⟨
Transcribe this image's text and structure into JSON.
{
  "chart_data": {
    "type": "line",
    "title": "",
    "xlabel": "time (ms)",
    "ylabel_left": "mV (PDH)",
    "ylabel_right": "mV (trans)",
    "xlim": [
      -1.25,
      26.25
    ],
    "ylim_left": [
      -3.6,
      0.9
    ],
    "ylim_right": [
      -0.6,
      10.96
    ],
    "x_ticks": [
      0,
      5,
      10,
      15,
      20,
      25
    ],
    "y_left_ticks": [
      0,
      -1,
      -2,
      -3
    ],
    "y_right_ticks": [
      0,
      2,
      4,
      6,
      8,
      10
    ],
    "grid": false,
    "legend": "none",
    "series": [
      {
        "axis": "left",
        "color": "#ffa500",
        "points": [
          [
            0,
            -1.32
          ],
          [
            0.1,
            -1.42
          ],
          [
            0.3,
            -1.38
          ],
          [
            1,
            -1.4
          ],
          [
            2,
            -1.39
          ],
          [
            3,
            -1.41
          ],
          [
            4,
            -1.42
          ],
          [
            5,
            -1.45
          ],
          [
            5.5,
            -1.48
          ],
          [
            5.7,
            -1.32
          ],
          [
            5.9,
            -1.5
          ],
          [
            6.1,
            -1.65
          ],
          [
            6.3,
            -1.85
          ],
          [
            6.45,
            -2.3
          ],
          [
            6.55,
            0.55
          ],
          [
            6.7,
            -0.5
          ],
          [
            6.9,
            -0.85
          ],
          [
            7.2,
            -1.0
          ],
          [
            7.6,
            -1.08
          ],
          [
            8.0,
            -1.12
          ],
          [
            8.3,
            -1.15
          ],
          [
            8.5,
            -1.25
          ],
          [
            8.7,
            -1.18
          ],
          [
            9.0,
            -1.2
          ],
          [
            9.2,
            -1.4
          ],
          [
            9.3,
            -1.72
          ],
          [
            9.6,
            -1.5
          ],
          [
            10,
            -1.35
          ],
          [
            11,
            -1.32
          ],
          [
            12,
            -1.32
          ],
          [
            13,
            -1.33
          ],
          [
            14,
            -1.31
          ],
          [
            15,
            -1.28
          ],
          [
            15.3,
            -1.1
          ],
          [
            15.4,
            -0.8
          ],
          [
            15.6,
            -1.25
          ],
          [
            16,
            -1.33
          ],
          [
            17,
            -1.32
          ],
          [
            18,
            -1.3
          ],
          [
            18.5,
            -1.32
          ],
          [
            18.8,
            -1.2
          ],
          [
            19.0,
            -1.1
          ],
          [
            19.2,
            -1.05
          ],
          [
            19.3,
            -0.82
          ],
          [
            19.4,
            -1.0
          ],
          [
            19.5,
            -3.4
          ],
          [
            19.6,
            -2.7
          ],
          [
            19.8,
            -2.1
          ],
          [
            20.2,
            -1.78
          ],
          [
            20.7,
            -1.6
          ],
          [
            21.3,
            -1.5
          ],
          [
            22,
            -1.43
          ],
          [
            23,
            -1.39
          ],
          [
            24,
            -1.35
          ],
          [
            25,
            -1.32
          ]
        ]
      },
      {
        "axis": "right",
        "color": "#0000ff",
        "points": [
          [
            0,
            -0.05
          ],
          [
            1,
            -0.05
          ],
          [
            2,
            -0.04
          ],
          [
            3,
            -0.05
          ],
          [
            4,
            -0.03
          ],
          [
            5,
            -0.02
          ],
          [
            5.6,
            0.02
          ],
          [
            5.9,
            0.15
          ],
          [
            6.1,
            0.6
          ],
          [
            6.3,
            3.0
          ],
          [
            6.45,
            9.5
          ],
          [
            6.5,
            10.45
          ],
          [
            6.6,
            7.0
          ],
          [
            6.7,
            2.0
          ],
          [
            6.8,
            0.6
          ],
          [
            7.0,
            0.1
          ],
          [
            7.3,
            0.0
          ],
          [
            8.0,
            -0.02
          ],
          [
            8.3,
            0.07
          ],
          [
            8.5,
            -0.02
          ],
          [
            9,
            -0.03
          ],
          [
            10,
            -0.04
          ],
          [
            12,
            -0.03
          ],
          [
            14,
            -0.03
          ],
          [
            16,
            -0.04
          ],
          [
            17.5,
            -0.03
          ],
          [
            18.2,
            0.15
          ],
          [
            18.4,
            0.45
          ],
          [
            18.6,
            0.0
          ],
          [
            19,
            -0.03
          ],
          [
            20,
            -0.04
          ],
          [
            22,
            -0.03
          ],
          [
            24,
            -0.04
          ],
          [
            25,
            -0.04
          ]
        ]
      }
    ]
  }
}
⟩
** Exercise brief **
Each line above must be printed exactly as it appears.

** Worked solution **
Transcribe this image's text and structure into JSON.
{
  "chart_data": {
    "type": "line",
    "title": "",
    "xlabel": "time (ms)",
    "ylabel_left": "mV (PDH)",
    "ylabel_right": "mV (trans)",
    "xlim": [
      -1.25,
      26.25
    ],
    "ylim_left": [
      -3.6,
      0.9
    ],
    "ylim_right": [
      -0.6,
      10.96
    ],
    "x_ticks": [
      0,
      5,
      10,
      15,
      20,
      25
    ],
    "y_left_ticks": [
      0,
      -1,
      -2,
      -3
    ],
    "y_right_ticks": [
      0,
      2,
      4,
      6,
      8,
      10
    ],
    "grid": false,
    "legend": "none",
    "series": [
      {
        "axis": "left",
        "color": "#ffa500",
        "points": [
          [
            0,
            -1.32
          ],
          [
            0.1,
            -1.42
          ],
          [
            0.3,
            -1.38
          ],
          [
            1,
            -1.4
          ],
          [
            2,
            -1.39
          ],
          [
            3,
            -1.41
          ],
          [
            4,
            -1.42
          ],
          [
            5,
            -1.45
          ],
          [
            5.5,
            -1.48
          ],
          [
            5.7,
            -1.32
          ],
          [
            5.9,
            -1.5
          ],
          [
            6.1,
            -1.65
          ],
          [
            6.3,
            -1.85
          ],
          [
            6.45,
            -2.3
          ],
          [
            6.55,
            0.55
          ],
          [
            6.7,
            -0.5
          ],
          [
            6.9,
            -0.85
          ],
          [
            7.2,
            -1.0
          ],
          [
            7.6,
            -1.08
          ],
          [
            8.0,
            -1.12
          ],
          [
            8.3,
            -1.15
          ],
          [
            8.5,
            -1.25
          ],
          [
            8.7,
            -1.18
          ],
          [
            9.0,
            -1.2
          ],
          [
            9.2,
            -1.4
          ],
          [
            9.3,
            -1.72
          ],
          [
            9.6,
            -1.5
          ],
          [
            10,
            -1.35
          ],
          [
            11,
            -1.32
          ],
          [
            12,
            -1.32
          ],
          [
            13,
            -1.33
          ],
          [
            14,
            -1.31
          ],
          [
            15,
            -1.28
          ],
          [
            15.3,
            -1.1
          ],
          [
            15.4,
            -0.8
          ],
          [
            15.6,
            -1.25
          ],
          [
            16,
            -1.33
          ],
          [
            17,
            -1.32
          ],
          [
            18,
            -1.3
          ],
          [
            18.5,
            -1.32
          ],
          [
            18.8,
            -1.2
          ],
          [
            19.0,
            -1.1
          ],
          [
            19.2,
            -1.05
          ],
          [
            19.3,
            -0.82
          ],
          [
            19.4,
            -1.0
          ],
          [
            19.5,
            -3.4
          ],
          [
            19.6,
            -2.7
          ],
          [
            19.8,
            -2.1
          ],
          [
            20.2,
            -1.78
          ],
          [
            20.7,
            -1.6
          ],
          [
            21.3,
            -1.5
          ],
          [
            22,
            -1.43
          ],
          [
            23,
            -1.39
          ],
          [
            24,
            -1.35
          ],
          [
            25,
            -1.32
          ]
        ]
      },
      {
        "axis": "right",
        "color": "#0000ff",
        "points": [
          [
            0,
            -0.05
          ],
          [
            1,
            -0.05
          ],
          [
            2,
            -0.04
          ],
          [
            3,
            -0.05
          ],
          [
            4,
            -0.03
          ],
          [
            5,
            -0.02
          ],
          [
            5.6,
            0.02
          ],
          [
            5.9,
            0.15
          ],
          [
            6.1,
            0.6
          ],
          [
            6.3,
            3.0
          ],
          [
            6.45,
            9.5
          ],
          [
            6.5,
            10.45
          ],
          [
            6.6,
            7.0
          ],
          [
            6.7,
            2.0
          ],
          [
            6.8,
            0.6
          ],
          [
            7.0,
            0.1
          ],
          [
            7.3,
            0.0
          ],
          [
            8.0,
            -0.02
          ],
          [
            8.3,
            0.07
          ],
          [
            8.5,
            -0.02
          ],
          [
            9,
            -0.03
          ],
          [
            10,
            -0.04
          ],
          [
            12,
            -0.03
          ],
          [
            14,
            -0.03
          ],
          [
            16,
            -0.04
          ],
          [
            17.5,
            -0.03
          ],
          [
            18.2,
            0.15
          ],
          [
            18.4,
            0.45
          ],
          [
            18.6,
            0.0
          ],
          [
            19,
            -0.03
          ],
          [
            20,
            -0.04
          ],
          [
            22,
            -0.03
          ],
          [
            24,
            -0.04
          ],
          [
            25,
            -0.04
          ]
        ]
      }
    ]
  }
}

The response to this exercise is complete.